↓↓↓
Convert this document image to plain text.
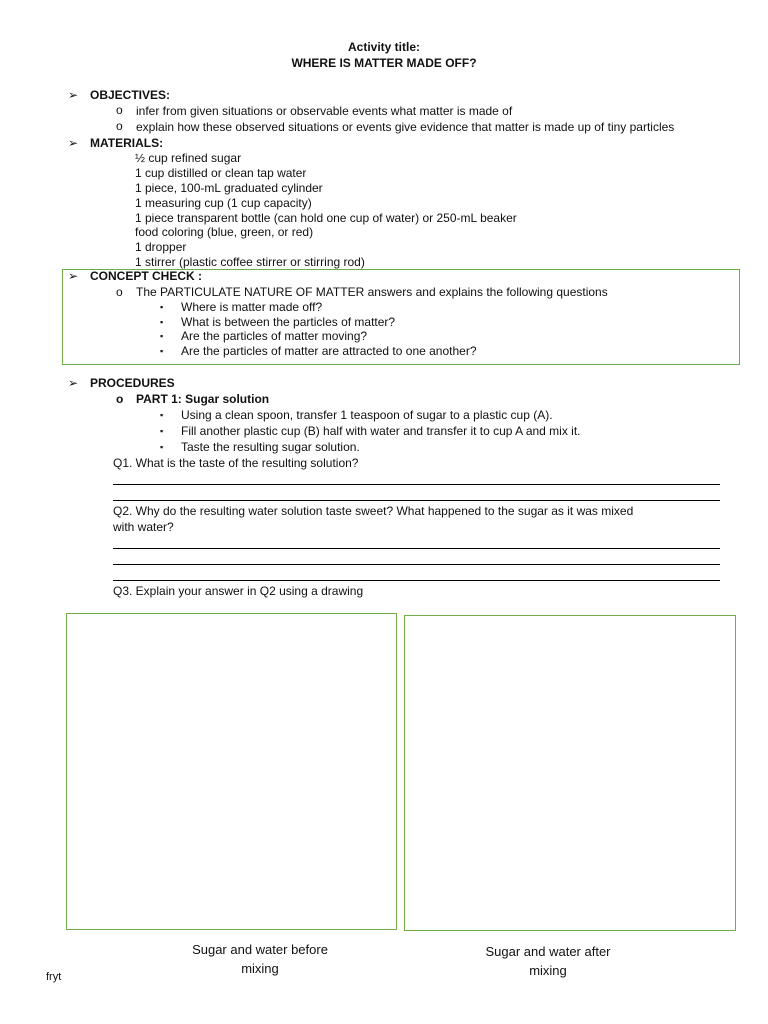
Activity title:
WHERE IS MATTER MADE OFF?
➢ OBJECTIVES:
o infer from given situations or observable events what matter is made of
o explain how these observed situations or events give evidence that matter is made up of tiny particles
➢ MATERIALS:
½ cup refined sugar
1 cup distilled or clean tap water
1 piece, 100-mL graduated cylinder
1 measuring cup (1 cup capacity)
1 piece transparent bottle (can hold one cup of water) or 250-mL beaker
food coloring (blue, green, or red)
1 dropper
1 stirrer (plastic coffee stirrer or stirring rod)
➢ CONCEPT CHECK :
o The PARTICULATE NATURE OF MATTER answers and explains the following questions
▪ Where is matter made off?
▪ What is between the particles of matter?
▪ Are the particles of matter moving?
▪ Are the particles of matter are attracted to one another?
➢ PROCEDURES
o PART 1: Sugar solution
▪ Using a clean spoon, transfer 1 teaspoon of sugar to a plastic cup (A).
▪ Fill another plastic cup (B) half with water and transfer it to cup A and mix it.
▪ Taste the resulting sugar solution.
Q1. What is the taste of the resulting solution?
Q2. Why do the resulting water solution taste sweet? What happened to the sugar as it was mixed
with water?
Q3. Explain your answer in Q2 using a drawing
Sugar and water before
mixing
Sugar and water after
mixing
fryt
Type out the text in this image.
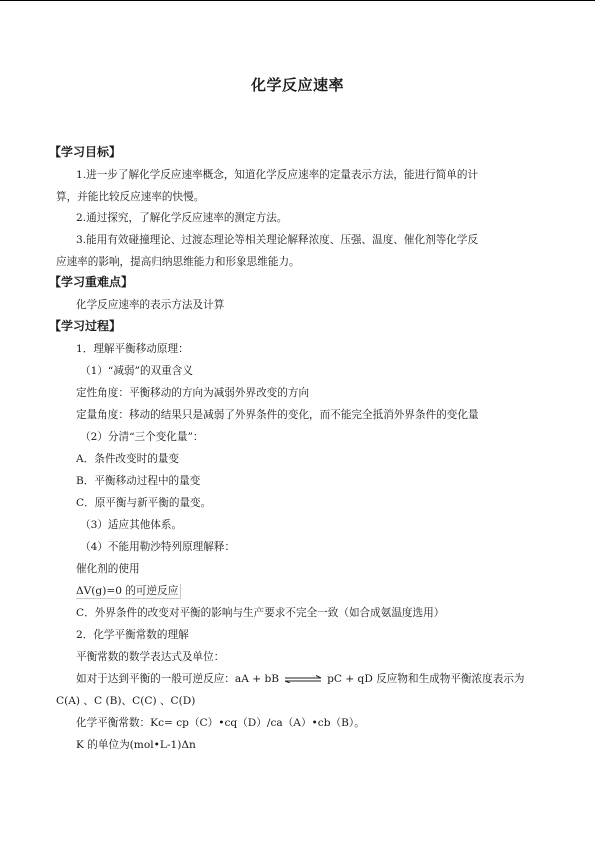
化学反应速率
【学习目标】
1.进一步了解化学反应速率概念，知道化学反应速率的定量表示方法，能进行简单的计
算，并能比较反应速率的快慢。
2.通过探究，了解化学反应速率的测定方法。
3.能用有效碰撞理论、过渡态理论等相关理论解释浓度、压强、温度、催化剂等化学反
应速率的影响，提高归纳思维能力和形象思维能力。
【学习重难点】
化学反应速率的表示方法及计算
【学习过程】
1．理解平衡移动原理：
（1）“减弱”的双重含义
定性角度：平衡移动的方向为减弱外界改变的方向
定量角度：移动的结果只是减弱了外界条件的变化，而不能完全抵消外界条件的变化量
（2）分清“三个变化量”：
A．条件改变时的量变
B．平衡移动过程中的量变
C．原平衡与新平衡的量变。
（3）适应其他体系。
（4）不能用勒沙特列原理解释：
催化剂的使用
ΔV(g)=0 的可逆反应
C．外界条件的改变对平衡的影响与生产要求不完全一致（如合成氨温度选用）
2．化学平衡常数的理解
平衡常数的数学表达式及单位：
如对于达到平衡的一般可逆反应：aA + bB ⇌ pC + qD 反应物和生成物平衡浓度表示为
C(A) 、C (B)、C(C) 、C(D)
化学平衡常数：Kc= cp（C）•cq（D）/ca（A）•cb（B）。
K 的单位为(mol•L-1)Δn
↑↑↑
#### Description of the task:
Omit the pictures, and quote the material above exactly as given.

#### Full output:
Convert this document image to plain text.
Activity title:
WHERE IS MATTER MADE OFF?
➢ OBJECTIVES:
o infer from given situations or observable events what matter is made of
o explain how these observed situations or events give evidence that matter is made up of tiny particles
➢ MATERIALS:
½ cup refined sugar
1 cup distilled or clean tap water
1 piece, 100-mL graduated cylinder
1 measuring cup (1 cup capacity)
1 piece transparent bottle (can hold one cup of water) or 250-mL beaker
food coloring (blue, green, or red)
1 dropper
1 stirrer (plastic coffee stirrer or stirring rod)
➢ CONCEPT CHECK :
o The PARTICULATE NATURE OF MATTER answers and explains the following questions
▪ Where is matter made off?
▪ What is between the particles of matter?
▪ Are the particles of matter moving?
▪ Are the particles of matter are attracted to one another?
➢ PROCEDURES
o PART 1: Sugar solution
▪ Using a clean spoon, transfer 1 teaspoon of sugar to a plastic cup (A).
▪ Fill another plastic cup (B) half with water and transfer it to cup A and mix it.
▪ Taste the resulting sugar solution.
Q1. What is the taste of the resulting solution?
Q2. Why do the resulting water solution taste sweet? What happened to the sugar as it was mixed
with water?
Q3. Explain your answer in Q2 using a drawing
Sugar and water before
mixing
Sugar and water after
mixing
fryt
Type out the text in this image.
化学反应速率
【学习目标】
1.进一步了解化学反应速率概念，知道化学反应速率的定量表示方法，能进行简单的计
算，并能比较反应速率的快慢。
2.通过探究，了解化学反应速率的测定方法。
3.能用有效碰撞理论、过渡态理论等相关理论解释浓度、压强、温度、催化剂等化学反
应速率的影响，提高归纳思维能力和形象思维能力。
【学习重难点】
化学反应速率的表示方法及计算
【学习过程】
1．理解平衡移动原理：
（1）“减弱”的双重含义
定性角度：平衡移动的方向为减弱外界改变的方向
定量角度：移动的结果只是减弱了外界条件的变化，而不能完全抵消外界条件的变化量
（2）分清“三个变化量”：
A．条件改变时的量变
B．平衡移动过程中的量变
C．原平衡与新平衡的量变。
（3）适应其他体系。
（4）不能用勒沙特列原理解释：
催化剂的使用
ΔV(g)=0 的可逆反应
C．外界条件的改变对平衡的影响与生产要求不完全一致（如合成氨温度选用）
2．化学平衡常数的理解
平衡常数的数学表达式及单位：
如对于达到平衡的一般可逆反应：aA + bB ⇌ pC + qD 反应物和生成物平衡浓度表示为
C(A) 、C (B)、C(C) 、C(D)
化学平衡常数：Kc= cp（C）•cq（D）/ca（A）•cb（B）。
K 的单位为(mol•L-1)Δn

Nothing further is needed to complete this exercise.